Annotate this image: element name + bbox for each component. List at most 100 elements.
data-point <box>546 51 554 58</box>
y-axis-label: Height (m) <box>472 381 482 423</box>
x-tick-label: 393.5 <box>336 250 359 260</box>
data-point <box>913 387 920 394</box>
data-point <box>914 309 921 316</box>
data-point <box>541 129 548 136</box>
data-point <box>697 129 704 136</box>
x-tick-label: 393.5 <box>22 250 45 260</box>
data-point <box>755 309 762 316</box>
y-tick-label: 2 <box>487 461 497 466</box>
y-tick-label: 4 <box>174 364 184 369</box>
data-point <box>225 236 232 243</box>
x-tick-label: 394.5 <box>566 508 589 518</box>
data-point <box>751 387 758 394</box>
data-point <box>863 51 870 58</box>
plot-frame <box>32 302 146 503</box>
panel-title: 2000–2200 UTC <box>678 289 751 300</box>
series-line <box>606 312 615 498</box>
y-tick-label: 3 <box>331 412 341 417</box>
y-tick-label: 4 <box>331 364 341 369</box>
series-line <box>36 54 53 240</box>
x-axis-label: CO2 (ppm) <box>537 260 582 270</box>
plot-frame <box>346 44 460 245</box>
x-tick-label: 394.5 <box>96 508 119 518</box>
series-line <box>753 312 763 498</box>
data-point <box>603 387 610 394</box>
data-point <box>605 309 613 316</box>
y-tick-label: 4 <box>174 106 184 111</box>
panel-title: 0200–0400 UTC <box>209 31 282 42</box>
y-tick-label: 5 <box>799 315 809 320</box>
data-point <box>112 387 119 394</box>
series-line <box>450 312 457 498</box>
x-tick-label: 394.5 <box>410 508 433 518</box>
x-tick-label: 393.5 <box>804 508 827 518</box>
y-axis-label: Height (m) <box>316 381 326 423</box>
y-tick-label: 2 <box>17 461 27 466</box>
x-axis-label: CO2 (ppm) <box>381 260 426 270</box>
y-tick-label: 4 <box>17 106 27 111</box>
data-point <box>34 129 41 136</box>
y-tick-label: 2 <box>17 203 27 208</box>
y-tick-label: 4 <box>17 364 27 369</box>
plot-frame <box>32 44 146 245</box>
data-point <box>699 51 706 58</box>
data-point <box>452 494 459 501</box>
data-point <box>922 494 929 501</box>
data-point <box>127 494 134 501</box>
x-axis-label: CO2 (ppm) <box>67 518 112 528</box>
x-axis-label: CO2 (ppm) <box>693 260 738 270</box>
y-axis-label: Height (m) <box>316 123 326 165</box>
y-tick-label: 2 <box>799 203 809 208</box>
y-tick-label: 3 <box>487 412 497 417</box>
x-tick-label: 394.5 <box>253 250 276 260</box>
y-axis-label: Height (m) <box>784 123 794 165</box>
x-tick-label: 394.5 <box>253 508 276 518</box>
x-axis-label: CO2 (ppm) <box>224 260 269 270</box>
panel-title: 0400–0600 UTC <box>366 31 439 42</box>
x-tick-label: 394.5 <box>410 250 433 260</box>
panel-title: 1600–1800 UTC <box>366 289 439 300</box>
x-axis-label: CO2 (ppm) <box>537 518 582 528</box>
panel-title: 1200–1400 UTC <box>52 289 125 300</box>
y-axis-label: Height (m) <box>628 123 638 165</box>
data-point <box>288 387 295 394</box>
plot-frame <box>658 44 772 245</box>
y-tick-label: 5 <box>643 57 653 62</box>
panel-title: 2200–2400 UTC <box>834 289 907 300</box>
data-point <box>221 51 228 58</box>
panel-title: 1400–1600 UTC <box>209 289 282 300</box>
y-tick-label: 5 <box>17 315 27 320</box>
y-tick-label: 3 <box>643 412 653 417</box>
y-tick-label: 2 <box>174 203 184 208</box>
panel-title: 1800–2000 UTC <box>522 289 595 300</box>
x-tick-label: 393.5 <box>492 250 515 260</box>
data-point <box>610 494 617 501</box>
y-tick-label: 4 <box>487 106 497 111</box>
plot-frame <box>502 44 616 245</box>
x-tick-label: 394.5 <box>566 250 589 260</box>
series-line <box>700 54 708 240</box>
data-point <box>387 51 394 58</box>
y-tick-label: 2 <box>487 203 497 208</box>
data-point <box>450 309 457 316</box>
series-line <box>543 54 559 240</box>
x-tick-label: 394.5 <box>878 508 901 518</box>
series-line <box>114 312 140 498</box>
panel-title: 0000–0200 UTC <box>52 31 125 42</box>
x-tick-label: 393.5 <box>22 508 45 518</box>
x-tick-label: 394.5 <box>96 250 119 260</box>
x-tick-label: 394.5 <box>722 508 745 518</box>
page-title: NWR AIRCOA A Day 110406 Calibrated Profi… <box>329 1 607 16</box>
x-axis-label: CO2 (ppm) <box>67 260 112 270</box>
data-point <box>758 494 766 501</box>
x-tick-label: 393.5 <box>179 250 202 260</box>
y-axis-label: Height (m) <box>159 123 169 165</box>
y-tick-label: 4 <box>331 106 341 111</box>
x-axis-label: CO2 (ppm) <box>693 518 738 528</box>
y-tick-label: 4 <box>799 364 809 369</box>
···
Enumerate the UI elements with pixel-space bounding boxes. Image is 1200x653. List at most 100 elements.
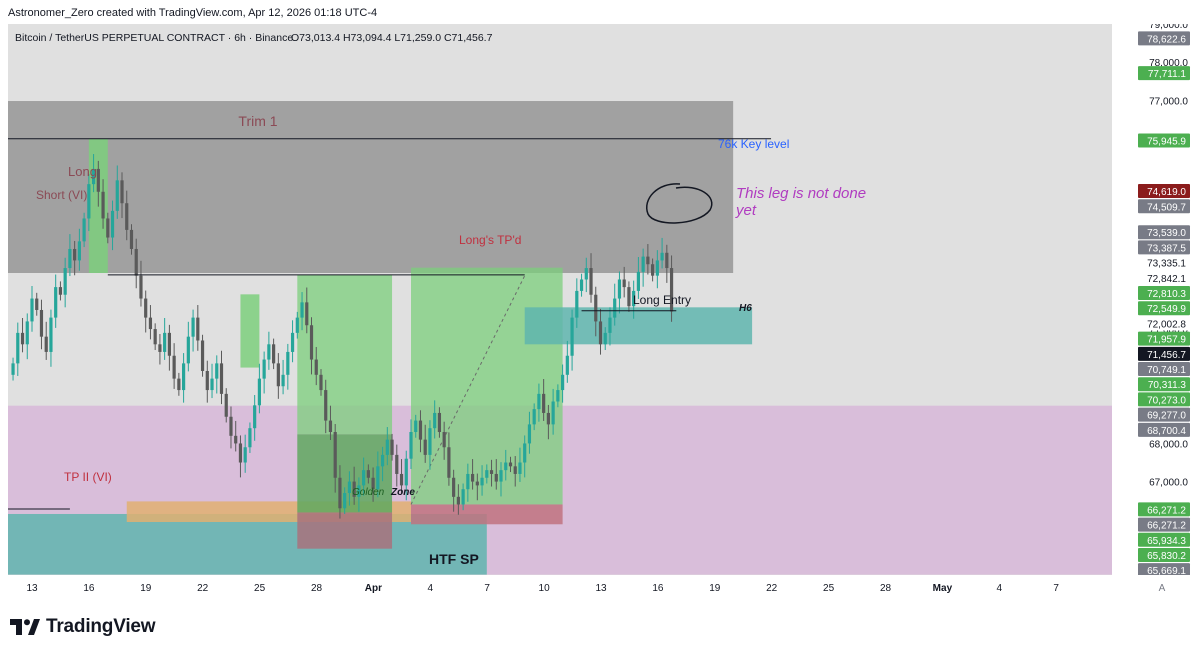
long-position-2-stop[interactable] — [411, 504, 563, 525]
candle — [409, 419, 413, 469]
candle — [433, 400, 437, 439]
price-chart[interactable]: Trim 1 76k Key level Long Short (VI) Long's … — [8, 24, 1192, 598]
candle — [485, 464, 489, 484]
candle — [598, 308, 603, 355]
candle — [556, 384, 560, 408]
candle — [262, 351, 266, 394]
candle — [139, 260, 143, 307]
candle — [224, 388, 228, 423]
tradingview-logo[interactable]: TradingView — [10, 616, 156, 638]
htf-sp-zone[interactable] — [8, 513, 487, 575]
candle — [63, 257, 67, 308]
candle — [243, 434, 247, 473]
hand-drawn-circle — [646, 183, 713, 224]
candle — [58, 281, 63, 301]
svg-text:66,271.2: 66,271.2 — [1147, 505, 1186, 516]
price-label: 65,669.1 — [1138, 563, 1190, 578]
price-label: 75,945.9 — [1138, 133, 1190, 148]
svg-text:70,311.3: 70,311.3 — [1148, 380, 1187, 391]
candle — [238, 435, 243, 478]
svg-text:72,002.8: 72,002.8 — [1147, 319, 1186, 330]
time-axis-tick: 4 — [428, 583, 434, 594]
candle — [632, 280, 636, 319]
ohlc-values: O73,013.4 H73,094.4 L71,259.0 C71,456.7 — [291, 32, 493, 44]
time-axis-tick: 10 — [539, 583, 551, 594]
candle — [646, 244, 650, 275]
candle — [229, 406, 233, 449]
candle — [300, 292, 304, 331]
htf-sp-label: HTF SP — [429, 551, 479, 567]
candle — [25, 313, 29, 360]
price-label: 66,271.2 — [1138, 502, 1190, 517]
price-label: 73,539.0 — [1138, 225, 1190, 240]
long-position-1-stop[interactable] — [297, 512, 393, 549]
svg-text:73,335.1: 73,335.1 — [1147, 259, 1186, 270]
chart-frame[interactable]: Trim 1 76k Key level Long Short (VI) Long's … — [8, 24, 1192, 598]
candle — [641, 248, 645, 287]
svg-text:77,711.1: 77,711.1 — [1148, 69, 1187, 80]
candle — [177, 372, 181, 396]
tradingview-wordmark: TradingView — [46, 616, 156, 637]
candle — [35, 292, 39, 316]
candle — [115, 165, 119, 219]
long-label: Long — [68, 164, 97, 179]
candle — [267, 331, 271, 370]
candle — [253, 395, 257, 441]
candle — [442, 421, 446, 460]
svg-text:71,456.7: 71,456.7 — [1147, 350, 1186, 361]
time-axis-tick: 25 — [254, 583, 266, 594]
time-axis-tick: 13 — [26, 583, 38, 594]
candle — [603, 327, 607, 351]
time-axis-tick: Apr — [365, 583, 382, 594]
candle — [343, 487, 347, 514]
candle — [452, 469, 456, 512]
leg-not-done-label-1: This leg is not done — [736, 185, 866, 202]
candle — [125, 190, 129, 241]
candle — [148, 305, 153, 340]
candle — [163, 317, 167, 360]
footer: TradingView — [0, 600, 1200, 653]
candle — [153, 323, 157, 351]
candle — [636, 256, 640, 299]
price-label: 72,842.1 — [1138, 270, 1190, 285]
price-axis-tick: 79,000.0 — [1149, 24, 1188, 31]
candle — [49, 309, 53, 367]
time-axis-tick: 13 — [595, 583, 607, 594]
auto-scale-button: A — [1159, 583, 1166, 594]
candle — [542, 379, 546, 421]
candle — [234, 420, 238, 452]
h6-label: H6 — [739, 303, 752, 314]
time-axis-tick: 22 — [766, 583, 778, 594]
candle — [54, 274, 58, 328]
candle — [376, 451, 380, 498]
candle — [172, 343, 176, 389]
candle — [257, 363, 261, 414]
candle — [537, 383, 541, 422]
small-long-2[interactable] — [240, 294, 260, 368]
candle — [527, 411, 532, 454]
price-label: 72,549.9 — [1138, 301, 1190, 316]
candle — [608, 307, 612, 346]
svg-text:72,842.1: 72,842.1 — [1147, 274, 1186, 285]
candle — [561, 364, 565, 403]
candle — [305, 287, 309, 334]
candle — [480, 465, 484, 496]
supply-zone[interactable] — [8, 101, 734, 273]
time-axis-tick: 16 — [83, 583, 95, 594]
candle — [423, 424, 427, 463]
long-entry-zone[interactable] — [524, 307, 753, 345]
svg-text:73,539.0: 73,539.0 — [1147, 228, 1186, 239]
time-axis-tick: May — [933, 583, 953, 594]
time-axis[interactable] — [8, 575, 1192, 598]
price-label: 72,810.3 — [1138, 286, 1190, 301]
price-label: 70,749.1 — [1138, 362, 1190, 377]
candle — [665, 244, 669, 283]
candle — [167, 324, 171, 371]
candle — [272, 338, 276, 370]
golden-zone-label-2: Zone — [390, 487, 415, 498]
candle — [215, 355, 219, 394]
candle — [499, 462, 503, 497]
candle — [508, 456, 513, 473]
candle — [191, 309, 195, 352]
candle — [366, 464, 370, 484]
···
PROBLEM =>
Copy out the listing word for word, from the line containing "Annotate this image: element" through the line containing "x-tick-label: 394.5 <box>566 508", both included.

EXPECTED OUTPUT =>
Annotate this image: element name + bbox for each component. List at most 100 elements.
data-point <box>546 51 554 58</box>
y-axis-label: Height (m) <box>472 381 482 423</box>
x-tick-label: 393.5 <box>336 250 359 260</box>
data-point <box>913 387 920 394</box>
data-point <box>914 309 921 316</box>
data-point <box>541 129 548 136</box>
data-point <box>697 129 704 136</box>
x-tick-label: 393.5 <box>22 250 45 260</box>
data-point <box>755 309 762 316</box>
y-tick-label: 2 <box>487 461 497 466</box>
y-tick-label: 4 <box>174 364 184 369</box>
data-point <box>225 236 232 243</box>
x-tick-label: 394.5 <box>566 508 589 518</box>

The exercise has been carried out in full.